[Stored records]
===
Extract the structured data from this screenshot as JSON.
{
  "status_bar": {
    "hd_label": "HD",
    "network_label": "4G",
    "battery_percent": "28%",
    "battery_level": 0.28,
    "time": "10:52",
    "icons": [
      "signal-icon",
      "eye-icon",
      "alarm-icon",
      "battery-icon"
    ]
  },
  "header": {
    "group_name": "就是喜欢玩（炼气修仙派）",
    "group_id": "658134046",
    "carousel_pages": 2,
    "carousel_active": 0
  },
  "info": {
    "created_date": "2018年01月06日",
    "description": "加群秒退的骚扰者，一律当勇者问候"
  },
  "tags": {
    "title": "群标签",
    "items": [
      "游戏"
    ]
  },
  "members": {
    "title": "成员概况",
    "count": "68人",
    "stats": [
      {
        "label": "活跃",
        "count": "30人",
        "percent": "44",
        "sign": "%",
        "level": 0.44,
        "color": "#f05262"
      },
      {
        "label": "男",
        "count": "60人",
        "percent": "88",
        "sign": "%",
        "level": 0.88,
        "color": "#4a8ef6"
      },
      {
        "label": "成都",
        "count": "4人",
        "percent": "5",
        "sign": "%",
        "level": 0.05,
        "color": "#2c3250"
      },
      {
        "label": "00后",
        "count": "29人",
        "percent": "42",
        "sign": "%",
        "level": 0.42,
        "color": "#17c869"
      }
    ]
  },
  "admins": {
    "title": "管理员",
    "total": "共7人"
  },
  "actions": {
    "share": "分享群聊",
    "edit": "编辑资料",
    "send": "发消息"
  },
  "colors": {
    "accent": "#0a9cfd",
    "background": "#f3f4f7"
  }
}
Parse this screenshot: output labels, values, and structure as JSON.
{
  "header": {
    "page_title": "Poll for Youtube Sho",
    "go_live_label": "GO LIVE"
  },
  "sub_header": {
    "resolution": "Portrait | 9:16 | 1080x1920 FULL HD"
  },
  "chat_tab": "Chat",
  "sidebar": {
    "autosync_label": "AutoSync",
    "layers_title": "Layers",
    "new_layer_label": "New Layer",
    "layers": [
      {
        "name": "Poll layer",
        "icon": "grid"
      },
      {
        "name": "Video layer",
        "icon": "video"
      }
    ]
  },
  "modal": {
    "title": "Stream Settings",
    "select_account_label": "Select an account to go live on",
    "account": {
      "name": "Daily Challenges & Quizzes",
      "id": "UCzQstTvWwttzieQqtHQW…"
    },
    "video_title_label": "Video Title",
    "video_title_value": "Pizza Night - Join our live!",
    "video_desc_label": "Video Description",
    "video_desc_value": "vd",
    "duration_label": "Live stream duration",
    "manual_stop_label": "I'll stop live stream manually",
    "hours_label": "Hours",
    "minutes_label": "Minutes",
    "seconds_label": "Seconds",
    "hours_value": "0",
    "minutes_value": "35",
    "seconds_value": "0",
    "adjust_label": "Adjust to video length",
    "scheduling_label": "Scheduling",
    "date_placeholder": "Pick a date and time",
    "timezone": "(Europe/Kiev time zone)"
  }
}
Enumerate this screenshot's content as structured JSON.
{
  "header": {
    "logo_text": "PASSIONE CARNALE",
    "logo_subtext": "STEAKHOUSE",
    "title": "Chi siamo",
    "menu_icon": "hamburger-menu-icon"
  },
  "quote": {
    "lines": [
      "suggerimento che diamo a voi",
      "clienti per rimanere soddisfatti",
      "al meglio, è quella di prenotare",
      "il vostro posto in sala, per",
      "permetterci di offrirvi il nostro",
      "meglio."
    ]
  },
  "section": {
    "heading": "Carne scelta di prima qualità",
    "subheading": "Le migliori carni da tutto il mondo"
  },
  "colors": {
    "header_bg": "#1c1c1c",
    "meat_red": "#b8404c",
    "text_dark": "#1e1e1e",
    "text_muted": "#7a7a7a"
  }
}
===
*Prompt:* Copy every record exactly, with nothing added or dropped.

*Solved exercise:*
Extract the structured data from this screenshot as JSON.
{
  "status_bar": {
    "hd_label": "HD",
    "network_label": "4G",
    "battery_percent": "28%",
    "battery_level": 0.28,
    "time": "10:52",
    "icons": [
      "signal-icon",
      "eye-icon",
      "alarm-icon",
      "battery-icon"
    ]
  },
  "header": {
    "group_name": "就是喜欢玩（炼气修仙派）",
    "group_id": "658134046",
    "carousel_pages": 2,
    "carousel_active": 0
  },
  "info": {
    "created_date": "2018年01月06日",
    "description": "加群秒退的骚扰者，一律当勇者问候"
  },
  "tags": {
    "title": "群标签",
    "items": [
      "游戏"
    ]
  },
  "members": {
    "title": "成员概况",
    "count": "68人",
    "stats": [
      {
        "label": "活跃",
        "count": "30人",
        "percent": "44",
        "sign": "%",
        "level": 0.44,
        "color": "#f05262"
      },
      {
        "label": "男",
        "count": "60人",
        "percent": "88",
        "sign": "%",
        "level": 0.88,
        "color": "#4a8ef6"
      },
      {
        "label": "成都",
        "count": "4人",
        "percent": "5",
        "sign": "%",
        "level": 0.05,
        "color": "#2c3250"
      },
      {
        "label": "00后",
        "count": "29人",
        "percent": "42",
        "sign": "%",
        "level": 0.42,
        "color": "#17c869"
      }
    ]
  },
  "admins": {
    "title": "管理员",
    "total": "共7人"
  },
  "actions": {
    "share": "分享群聊",
    "edit": "编辑资料",
    "send": "发消息"
  },
  "colors": {
    "accent": "#0a9cfd",
    "background": "#f3f4f7"
  }
}
Parse this screenshot: output labels, values, and structure as JSON.
{
  "header": {
    "page_title": "Poll for Youtube Sho",
    "go_live_label": "GO LIVE"
  },
  "sub_header": {
    "resolution": "Portrait | 9:16 | 1080x1920 FULL HD"
  },
  "chat_tab": "Chat",
  "sidebar": {
    "autosync_label": "AutoSync",
    "layers_title": "Layers",
    "new_layer_label": "New Layer",
    "layers": [
      {
        "name": "Poll layer",
        "icon": "grid"
      },
      {
        "name": "Video layer",
        "icon": "video"
      }
    ]
  },
  "modal": {
    "title": "Stream Settings",
    "select_account_label": "Select an account to go live on",
    "account": {
      "name": "Daily Challenges & Quizzes",
      "id": "UCzQstTvWwttzieQqtHQW…"
    },
    "video_title_label": "Video Title",
    "video_title_value": "Pizza Night - Join our live!",
    "video_desc_label": "Video Description",
    "video_desc_value": "vd",
    "duration_label": "Live stream duration",
    "manual_stop_label": "I'll stop live stream manually",
    "hours_label": "Hours",
    "minutes_label": "Minutes",
    "seconds_label": "Seconds",
    "hours_value": "0",
    "minutes_value": "35",
    "seconds_value": "0",
    "adjust_label": "Adjust to video length",
    "scheduling_label": "Scheduling",
    "date_placeholder": "Pick a date and time",
    "timezone": "(Europe/Kiev time zone)"
  }
}
Enumerate this screenshot's content as structured JSON.
{
  "header": {
    "logo_text": "PASSIONE CARNALE",
    "logo_subtext": "STEAKHOUSE",
    "title": "Chi siamo",
    "menu_icon": "hamburger-menu-icon"
  },
  "quote": {
    "lines": [
      "suggerimento che diamo a voi",
      "clienti per rimanere soddisfatti",
      "al meglio, è quella di prenotare",
      "il vostro posto in sala, per",
      "permetterci di offrirvi il nostro",
      "meglio."
    ]
  },
  "section": {
    "heading": "Carne scelta di prima qualità",
    "subheading": "Le migliori carni da tutto il mondo"
  },
  "colors": {
    "header_bg": "#1c1c1c",
    "meat_red": "#b8404c",
    "text_dark": "#1e1e1e",
    "text_muted": "#7a7a7a"
  }
}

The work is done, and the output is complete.